**DIRECTIONS FOR THIS TASK:** Transcribe all of the material exactly, except for its pictures.

**DATA IN THIS EXERCISE:**
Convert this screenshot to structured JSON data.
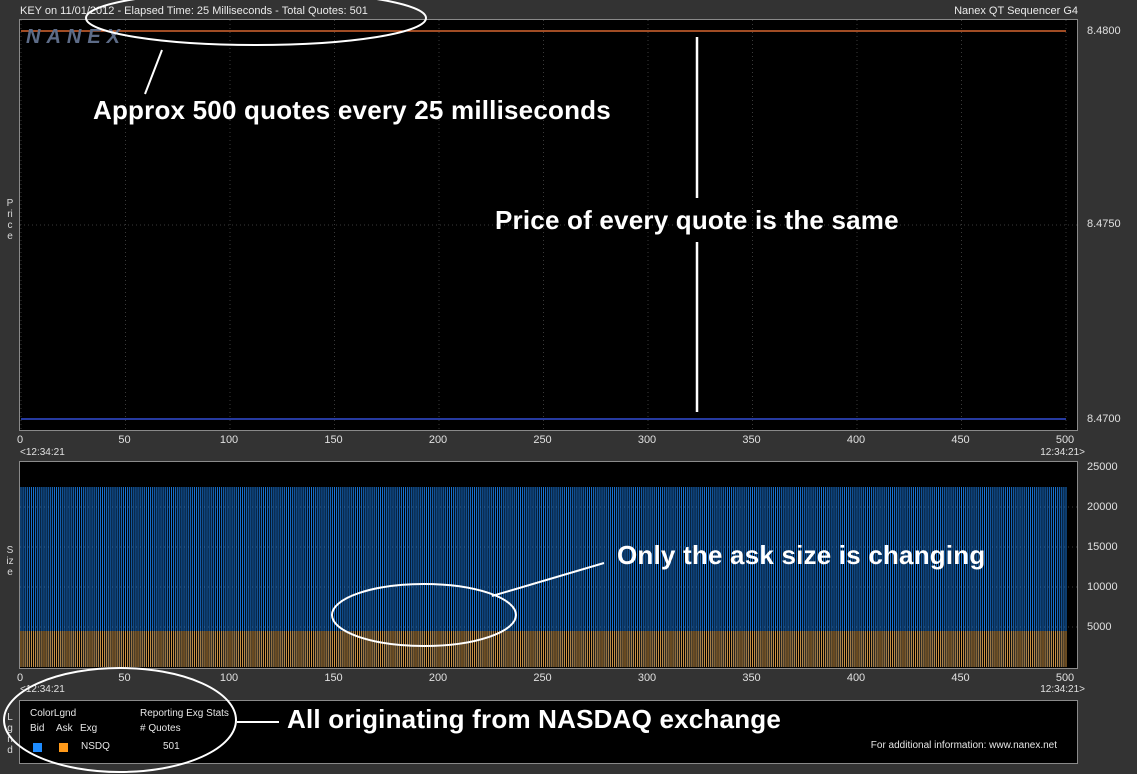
{
  "header": {
    "left_text": "KEY on 11/01/2012  -  Elapsed Time: 25 Milliseconds  -  Total Quotes: 501",
    "right_text": "Nanex QT Sequencer G4"
  },
  "watermark": "NANEX",
  "price_panel": {
    "axis_label": "Price",
    "y_ticks": [
      "8.4800",
      "8.4750",
      "8.4700"
    ]
  },
  "size_panel": {
    "axis_label": "Size",
    "y_ticks": [
      "25000",
      "20000",
      "15000",
      "10000",
      "5000"
    ]
  },
  "x_axis": {
    "ticks": [
      "0",
      "50",
      "100",
      "150",
      "200",
      "250",
      "300",
      "350",
      "400",
      "450",
      "500"
    ],
    "time_left": "<12:34:21",
    "time_right": "12:34:21>"
  },
  "legend": {
    "side_label": "Lgnd",
    "color_legend_title": "ColorLgnd",
    "bid_label": "Bid",
    "ask_label": "Ask",
    "exg_label": "Exg",
    "stats_title": "Reporting Exg Stats",
    "quotes_label": "# Quotes",
    "exchange": "NSDQ",
    "quote_count": "501",
    "footer": "For additional information: www.nanex.net"
  },
  "annotations": {
    "quotes_rate": "Approx 500 quotes every 25 milliseconds",
    "same_price": "Price of every quote is the same",
    "ask_changing": "Only the ask size is changing",
    "nasdaq": "All originating from NASDAQ exchange"
  },
  "colors": {
    "bid": "#1e8cff",
    "ask": "#ff9a1a",
    "ask_price_line": "#ff7a3a",
    "bid_price_line": "#3c5cff",
    "background": "#000000",
    "frame": "#333333"
  },
  "chart_data": [
    {
      "type": "line",
      "title": "",
      "xlabel": "",
      "ylabel": "Price",
      "x_range": [
        0,
        500
      ],
      "ylim": [
        8.47,
        8.48
      ],
      "grid": true,
      "series": [
        {
          "name": "Ask",
          "x": [
            0,
            500
          ],
          "values": [
            8.48,
            8.48
          ]
        },
        {
          "name": "Bid",
          "x": [
            0,
            500
          ],
          "values": [
            8.47,
            8.47
          ]
        }
      ]
    },
    {
      "type": "bar",
      "title": "",
      "xlabel": "",
      "ylabel": "Size",
      "x_range": [
        0,
        500
      ],
      "ylim": [
        0,
        25000
      ],
      "quote_count": 501,
      "grid": true,
      "series": [
        {
          "name": "Bid",
          "value_each_quote": 22500
        },
        {
          "name": "Ask",
          "value_each_quote": 4500
        }
      ]
    }
  ]
}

**EXPECTED OUTPUT:**
Convert this screenshot to structured JSON data.
{
  "header": {
    "left_text": "KEY on 11/01/2012  -  Elapsed Time: 25 Milliseconds  -  Total Quotes: 501",
    "right_text": "Nanex QT Sequencer G4"
  },
  "watermark": "NANEX",
  "price_panel": {
    "axis_label": "Price",
    "y_ticks": [
      "8.4800",
      "8.4750",
      "8.4700"
    ]
  },
  "size_panel": {
    "axis_label": "Size",
    "y_ticks": [
      "25000",
      "20000",
      "15000",
      "10000",
      "5000"
    ]
  },
  "x_axis": {
    "ticks": [
      "0",
      "50",
      "100",
      "150",
      "200",
      "250",
      "300",
      "350",
      "400",
      "450",
      "500"
    ],
    "time_left": "<12:34:21",
    "time_right": "12:34:21>"
  },
  "legend": {
    "side_label": "Lgnd",
    "color_legend_title": "ColorLgnd",
    "bid_label": "Bid",
    "ask_label": "Ask",
    "exg_label": "Exg",
    "stats_title": "Reporting Exg Stats",
    "quotes_label": "# Quotes",
    "exchange": "NSDQ",
    "quote_count": "501",
    "footer": "For additional information: www.nanex.net"
  },
  "annotations": {
    "quotes_rate": "Approx 500 quotes every 25 milliseconds",
    "same_price": "Price of every quote is the same",
    "ask_changing": "Only the ask size is changing",
    "nasdaq": "All originating from NASDAQ exchange"
  },
  "colors": {
    "bid": "#1e8cff",
    "ask": "#ff9a1a",
    "ask_price_line": "#ff7a3a",
    "bid_price_line": "#3c5cff",
    "background": "#000000",
    "frame": "#333333"
  },
  "chart_data": [
    {
      "type": "line",
      "title": "",
      "xlabel": "",
      "ylabel": "Price",
      "x_range": [
        0,
        500
      ],
      "ylim": [
        8.47,
        8.48
      ],
      "grid": true,
      "series": [
        {
          "name": "Ask",
          "x": [
            0,
            500
          ],
          "values": [
            8.48,
            8.48
          ]
        },
        {
          "name": "Bid",
          "x": [
            0,
            500
          ],
          "values": [
            8.47,
            8.47
          ]
        }
      ]
    },
    {
      "type": "bar",
      "title": "",
      "xlabel": "",
      "ylabel": "Size",
      "x_range": [
        0,
        500
      ],
      "ylim": [
        0,
        25000
      ],
      "quote_count": 501,
      "grid": true,
      "series": [
        {
          "name": "Bid",
          "value_each_quote": 22500
        },
        {
          "name": "Ask",
          "value_each_quote": 4500
        }
      ]
    }
  ]
}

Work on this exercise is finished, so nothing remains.